+++ SOURCE EXCERPT
Theoretical predictions and experimental verification on the phase stability of enthalpy-stabilized HE TMREB2s

doi:10.1016/j.jmst.2021.11.077

Abstract

Abstract:

Transition metal diborides (TMB₂s) are the materials of choice in extreme environments due to their excellent thermal and chemical stabilities. However, the degradation of oxidation resistance of TMB₂s at elevated temperature still hinders their applications. To cope with this challenge, it is effective to incorporate rare earth elements to form high-entropy transition and rare-earth metal diborides (HE TMREB₂s). To obtain thermodynamically stable single-phase structures for HE TMREB₂s, a “16 × 16 mixed enthalpy matrix” is constructed using first-principles calculations to predict the single-phase formation ability of 120 two-component diborides (TCBs). Through the use of the “16 × 16 mixed enthalpy matrix” of TCBs, specific combinations of TMB₂s and REB₂s that are most likely to form single-phase HE TMREB₂s are confirmed. Subsequently, based on the energy distribution of the local mixing enthalpies of all possible configurations, the enthalpy and entropy descriptors of HE TMREB₂s (RE = Sc, Lu, Tm, Er, Ho and Dy) are investigated. It is found that the mixing enthalpy plays a critical role in the stability of the single-phase HE TMREB₂s, i.e., HE TMREB₂s are enthalpy-stabilized materials. The experimental results further confirm that enthalpy dominates the thermodynamic domain and drives the stability of REB₂s in HE TMREB₂s. This study validates that enthalpy-stabilized HE TMREB₂s can further expand the compositional space of ultrahigh temperature ceramics (UHTCs) and is expected to further improve the oxidation resistance and high temperature properties of UHTCs.
++++++
- _GOAL A_
Answer these from the abstract:
(i) How many two-component diborides does the mixed enthalpy matrix assess?
(ii) Which rare earth elements are named for the HE TMREB₂s whose enthalpy and entropy descriptors are investigated?
(iii) What property of TMB₂s degrades at elevated temperature?
+++ DATA LISTING
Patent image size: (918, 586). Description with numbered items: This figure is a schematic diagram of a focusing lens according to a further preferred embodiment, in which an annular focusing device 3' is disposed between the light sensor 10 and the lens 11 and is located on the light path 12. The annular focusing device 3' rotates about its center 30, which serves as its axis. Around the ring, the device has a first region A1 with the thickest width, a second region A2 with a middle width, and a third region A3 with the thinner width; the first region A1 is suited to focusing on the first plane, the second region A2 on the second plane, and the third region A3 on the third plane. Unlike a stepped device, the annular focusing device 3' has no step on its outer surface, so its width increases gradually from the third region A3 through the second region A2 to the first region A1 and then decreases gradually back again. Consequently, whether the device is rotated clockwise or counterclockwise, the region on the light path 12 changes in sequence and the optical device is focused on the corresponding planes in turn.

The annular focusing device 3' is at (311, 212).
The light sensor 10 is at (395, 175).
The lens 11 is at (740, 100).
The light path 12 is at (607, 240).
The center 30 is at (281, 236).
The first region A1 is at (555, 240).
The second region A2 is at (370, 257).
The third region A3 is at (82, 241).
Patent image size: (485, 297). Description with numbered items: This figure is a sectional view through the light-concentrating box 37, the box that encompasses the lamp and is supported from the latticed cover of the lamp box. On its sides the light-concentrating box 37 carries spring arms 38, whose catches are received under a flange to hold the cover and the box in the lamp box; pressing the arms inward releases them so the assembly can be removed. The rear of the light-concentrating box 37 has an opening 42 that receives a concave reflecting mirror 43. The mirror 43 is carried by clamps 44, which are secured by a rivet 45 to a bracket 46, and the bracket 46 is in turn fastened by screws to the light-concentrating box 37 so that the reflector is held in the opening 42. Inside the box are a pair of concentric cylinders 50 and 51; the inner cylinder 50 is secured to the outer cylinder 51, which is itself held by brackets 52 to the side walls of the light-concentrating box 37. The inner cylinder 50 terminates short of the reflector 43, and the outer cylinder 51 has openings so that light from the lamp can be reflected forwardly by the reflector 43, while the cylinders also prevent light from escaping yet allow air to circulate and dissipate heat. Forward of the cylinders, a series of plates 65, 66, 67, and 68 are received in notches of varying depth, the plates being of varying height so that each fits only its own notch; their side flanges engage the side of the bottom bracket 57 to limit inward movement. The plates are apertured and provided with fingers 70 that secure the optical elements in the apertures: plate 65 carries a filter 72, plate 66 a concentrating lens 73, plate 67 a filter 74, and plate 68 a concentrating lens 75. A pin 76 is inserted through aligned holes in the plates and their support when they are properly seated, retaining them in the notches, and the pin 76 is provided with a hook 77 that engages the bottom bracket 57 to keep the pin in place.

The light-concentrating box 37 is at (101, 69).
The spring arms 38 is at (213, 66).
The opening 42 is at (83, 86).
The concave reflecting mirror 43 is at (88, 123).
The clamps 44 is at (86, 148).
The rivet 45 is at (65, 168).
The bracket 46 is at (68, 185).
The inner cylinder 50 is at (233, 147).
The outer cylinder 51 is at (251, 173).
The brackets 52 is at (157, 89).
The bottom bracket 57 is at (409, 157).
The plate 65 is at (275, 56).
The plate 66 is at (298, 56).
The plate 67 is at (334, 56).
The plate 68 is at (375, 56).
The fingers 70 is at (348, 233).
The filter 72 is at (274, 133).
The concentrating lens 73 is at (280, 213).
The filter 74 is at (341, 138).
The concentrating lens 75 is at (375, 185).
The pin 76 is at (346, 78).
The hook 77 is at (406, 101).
++++++
- _GOAL B_
Swap "schematic diagram" for "schematic drawing" in the entries, starting at the first line of the entries and ending at the line that contains "The light path 12 is at (607, 240).". Give back only those lines, with nothing else changed.

- _WRITTEN RESPONSE A_
(i) 120
(ii) Sc, Lu, Tm, Er, Ho and Dy
(iii) Oxidation resistance

- _WRITTEN RESPONSE B_
Patent image size: (918, 586). Description with numbered items: This figure is a schematic drawing of a focusing lens according to a further preferred embodiment, in which an annular focusing device 3' is disposed between the light sensor 10 and the lens 11 and is located on the light path 12. The annular focusing device 3' rotates about its center 30, which serves as its axis. Around the ring, the device has a first region A1 with the thickest width, a second region A2 with a middle width, and a third region A3 with the thinner width; the first region A1 is suited to focusing on the first plane, the second region A2 on the second plane, and the third region A3 on the third plane. Unlike a stepped device, the annular focusing device 3' has no step on its outer surface, so its width increases gradually from the third region A3 through the second region A2 to the first region A1 and then decreases gradually back again. Consequently, whether the device is rotated clockwise or counterclockwise, the region on the light path 12 changes in sequence and the optical device is focused on the corresponding planes in turn.

The annular focusing device 3' is at (311, 212).
The light sensor 10 is at (395, 175).
The lens 11 is at (740, 100).
The light path 12 is at (607, 240).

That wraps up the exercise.